### Challenge
Present each line of the listing below as a numbered list, leaving out any blank lines.

BEGIN Data provided

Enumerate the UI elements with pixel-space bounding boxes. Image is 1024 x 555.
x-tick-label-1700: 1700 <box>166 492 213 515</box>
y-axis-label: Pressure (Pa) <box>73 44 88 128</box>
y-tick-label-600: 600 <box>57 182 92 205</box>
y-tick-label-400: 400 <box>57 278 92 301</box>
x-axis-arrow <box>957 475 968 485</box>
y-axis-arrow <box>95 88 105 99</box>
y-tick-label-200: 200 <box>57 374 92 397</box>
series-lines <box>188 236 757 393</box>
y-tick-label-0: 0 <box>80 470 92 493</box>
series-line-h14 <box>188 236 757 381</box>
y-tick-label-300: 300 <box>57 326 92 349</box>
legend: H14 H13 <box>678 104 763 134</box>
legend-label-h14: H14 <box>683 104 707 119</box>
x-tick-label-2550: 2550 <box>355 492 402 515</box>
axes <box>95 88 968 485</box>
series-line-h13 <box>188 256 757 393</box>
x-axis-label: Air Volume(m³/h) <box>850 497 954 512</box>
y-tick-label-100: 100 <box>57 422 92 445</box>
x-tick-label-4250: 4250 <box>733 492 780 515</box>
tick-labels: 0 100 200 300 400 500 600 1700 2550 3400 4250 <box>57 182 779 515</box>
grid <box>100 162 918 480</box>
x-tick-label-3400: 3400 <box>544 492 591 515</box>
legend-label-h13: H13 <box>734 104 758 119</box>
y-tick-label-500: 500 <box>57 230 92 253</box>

END Data provided

### Exercise answer
1. Enumerate the UI elements with pixel-space bounding boxes. Image is 1024 x 555.
2. x-tick-label-1700: 1700 <box>166 492 213 515</box>
3. y-axis-label: Pressure (Pa) <box>73 44 88 128</box>
4. y-tick-label-600: 600 <box>57 182 92 205</box>
5. y-tick-label-400: 400 <box>57 278 92 301</box>
6. x-axis-arrow <box>957 475 968 485</box>
7. y-axis-arrow <box>95 88 105 99</box>
8. y-tick-label-200: 200 <box>57 374 92 397</box>
9. series-lines <box>188 236 757 393</box>
10. y-tick-label-0: 0 <box>80 470 92 493</box>
11. series-line-h14 <box>188 236 757 381</box>
12. y-tick-label-300: 300 <box>57 326 92 349</box>
13. legend: H14 H13 <box>678 104 763 134</box>
14. legend-label-h14: H14 <box>683 104 707 119</box>
15. x-tick-label-2550: 2550 <box>355 492 402 515</box>
16. axes <box>95 88 968 485</box>
17. series-line-h13 <box>188 256 757 393</box>
18. x-axis-label: Air Volume(m³/h) <box>850 497 954 512</box>
19. y-tick-label-100: 100 <box>57 422 92 445</box>
20. x-tick-label-4250: 4250 <box>733 492 780 515</box>
21. tick-labels: 0 100 200 300 400 500 600 1700 2550 3400 4250 <box>57 182 779 515</box>
22. grid <box>100 162 918 480</box>
23. x-tick-label-3400: 3400 <box>544 492 591 515</box>
24. legend-label-h13: H13 <box>734 104 758 119</box>
25. y-tick-label-500: 500 <box>57 230 92 253</box>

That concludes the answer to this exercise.